Items from a dataset

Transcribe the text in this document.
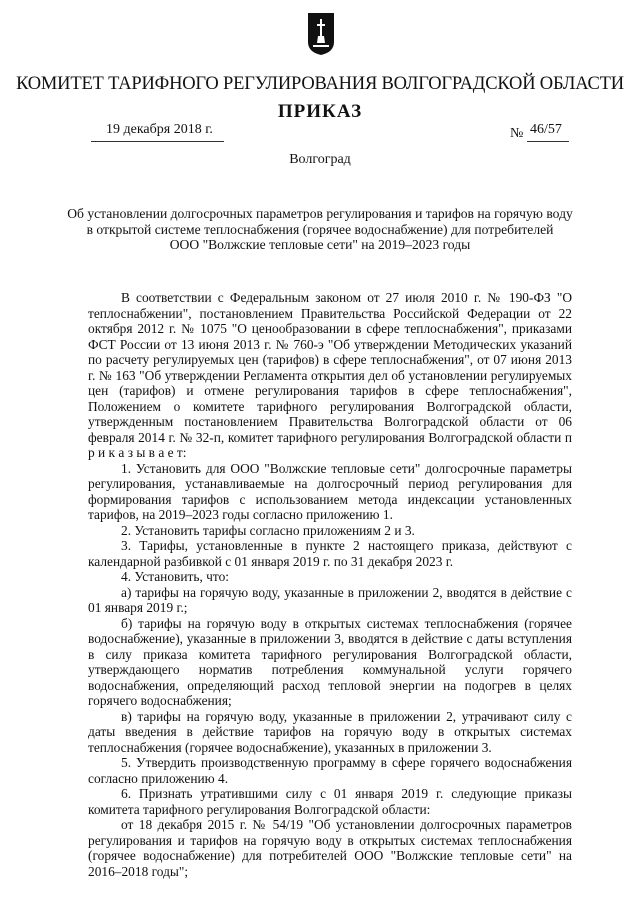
КОМИТЕТ ТАРИФНОГО РЕГУЛИРОВАНИЯ ВОЛГОГРАДСКОЙ ОБЛАСТИ
ПРИКАЗ
19 декабря 2018 г.	№ 46/57
Волгоград
Об установлении долгосрочных параметров регулирования и тарифов на горячую воду
в открытой системе теплоснабжения (горячее водоснабжение) для потребителей
ООО "Волжские тепловые сети" на 2019–2023 годы

В соответствии с Федеральным законом от 27 июля 2010 г. № 190-ФЗ "О теплоснабжении", постановлением Правительства Российской Федерации от 22 октября 2012 г. № 1075 "О ценообразовании в сфере теплоснабжения", приказами ФСТ России от 13 июня 2013 г. № 760-э "Об утверждении Методических указаний по расчету регулируемых цен (тарифов) в сфере теплоснабжения", от 07 июня 2013 г. № 163 "Об утверждении Регламента открытия дел об установлении регулируемых цен (тарифов) и отмене регулирования тарифов в сфере теплоснабжения", Положением о комитете тарифного регулирования Волгоградской области, утвержденным постановлением Правительства Волгоградской области от 06 февраля 2014 г. № 32-п, комитет тарифного регулирования Волгоградской области п р и к а з ы в а е т:

1. Установить для ООО "Волжские тепловые сети" долгосрочные параметры регулирования, устанавливаемые на долгосрочный период регулирования для формирования тарифов с использованием метода индексации установленных тарифов, на 2019–2023 годы согласно приложению 1.

2. Установить тарифы согласно приложениям 2 и 3.

3. Тарифы, установленные в пункте 2 настоящего приказа, действуют с календарной разбивкой с 01 января 2019 г. по 31 декабря 2023 г.

4. Установить, что:

а) тарифы на горячую воду, указанные в приложении 2, вводятся в действие с 01 января 2019 г.;

б) тарифы на горячую воду в открытых системах теплоснабжения (горячее водоснабжение), указанные в приложении 3, вводятся в действие с даты вступления в силу приказа комитета тарифного регулирования Волгоградской области, утверждающего норматив потребления коммунальной услуги горячего водоснабжения, определяющий расход тепловой энергии на подогрев в целях горячего водоснабжения;

в) тарифы на горячую воду, указанные в приложении 2, утрачивают силу с даты введения в действие тарифов на горячую воду в открытых системах теплоснабжения (горячее водоснабжение), указанных в приложении 3.

5. Утвердить производственную программу в сфере горячего водоснабжения согласно приложению 4.

6. Признать утратившими силу с 01 января 2019 г. следующие приказы комитета тарифного регулирования Волгоградской области:

от 18 декабря 2015 г. № 54/19 "Об установлении долгосрочных параметров регулирования и тарифов на горячую воду в открытых системах теплоснабжения (горячее водоснабжение) для потребителей ООО "Волжские тепловые сети" на 2016–2018 годы";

**Task details:** Without including any pictures, please restate all the records exactly.

**Written answer:**
Transcribe the text in this document.
КОМИТЕТ ТАРИФНОГО РЕГУЛИРОВАНИЯ ВОЛГОГРАДСКОЙ ОБЛАСТИ
ПРИКАЗ
19 декабря 2018 г.	№ 46/57
Волгоград
Об установлении долгосрочных параметров регулирования и тарифов на горячую воду
в открытой системе теплоснабжения (горячее водоснабжение) для потребителей
ООО "Волжские тепловые сети" на 2019–2023 годы

В соответствии с Федеральным законом от 27 июля 2010 г. № 190-ФЗ "О теплоснабжении", постановлением Правительства Российской Федерации от 22 октября 2012 г. № 1075 "О ценообразовании в сфере теплоснабжения", приказами ФСТ России от 13 июня 2013 г. № 760-э "Об утверждении Методических указаний по расчету регулируемых цен (тарифов) в сфере теплоснабжения", от 07 июня 2013 г. № 163 "Об утверждении Регламента открытия дел об установлении регулируемых цен (тарифов) и отмене регулирования тарифов в сфере теплоснабжения", Положением о комитете тарифного регулирования Волгоградской области, утвержденным постановлением Правительства Волгоградской области от 06 февраля 2014 г. № 32-п, комитет тарифного регулирования Волгоградской области п р и к а з ы в а е т:

1. Установить для ООО "Волжские тепловые сети" долгосрочные параметры регулирования, устанавливаемые на долгосрочный период регулирования для формирования тарифов с использованием метода индексации установленных тарифов, на 2019–2023 годы согласно приложению 1.

2. Установить тарифы согласно приложениям 2 и 3.

3. Тарифы, установленные в пункте 2 настоящего приказа, действуют с календарной разбивкой с 01 января 2019 г. по 31 декабря 2023 г.

4. Установить, что:

а) тарифы на горячую воду, указанные в приложении 2, вводятся в действие с 01 января 2019 г.;

б) тарифы на горячую воду в открытых системах теплоснабжения (горячее водоснабжение), указанные в приложении 3, вводятся в действие с даты вступления в силу приказа комитета тарифного регулирования Волгоградской области, утверждающего норматив потребления коммунальной услуги горячего водоснабжения, определяющий расход тепловой энергии на подогрев в целях горячего водоснабжения;

в) тарифы на горячую воду, указанные в приложении 2, утрачивают силу с даты введения в действие тарифов на горячую воду в открытых системах теплоснабжения (горячее водоснабжение), указанных в приложении 3.

5. Утвердить производственную программу в сфере горячего водоснабжения согласно приложению 4.

6. Признать утратившими силу с 01 января 2019 г. следующие приказы комитета тарифного регулирования Волгоградской области:

от 18 декабря 2015 г. № 54/19 "Об установлении долгосрочных параметров регулирования и тарифов на горячую воду в открытых системах теплоснабжения (горячее водоснабжение) для потребителей ООО "Волжские тепловые сети" на 2016–2018 годы";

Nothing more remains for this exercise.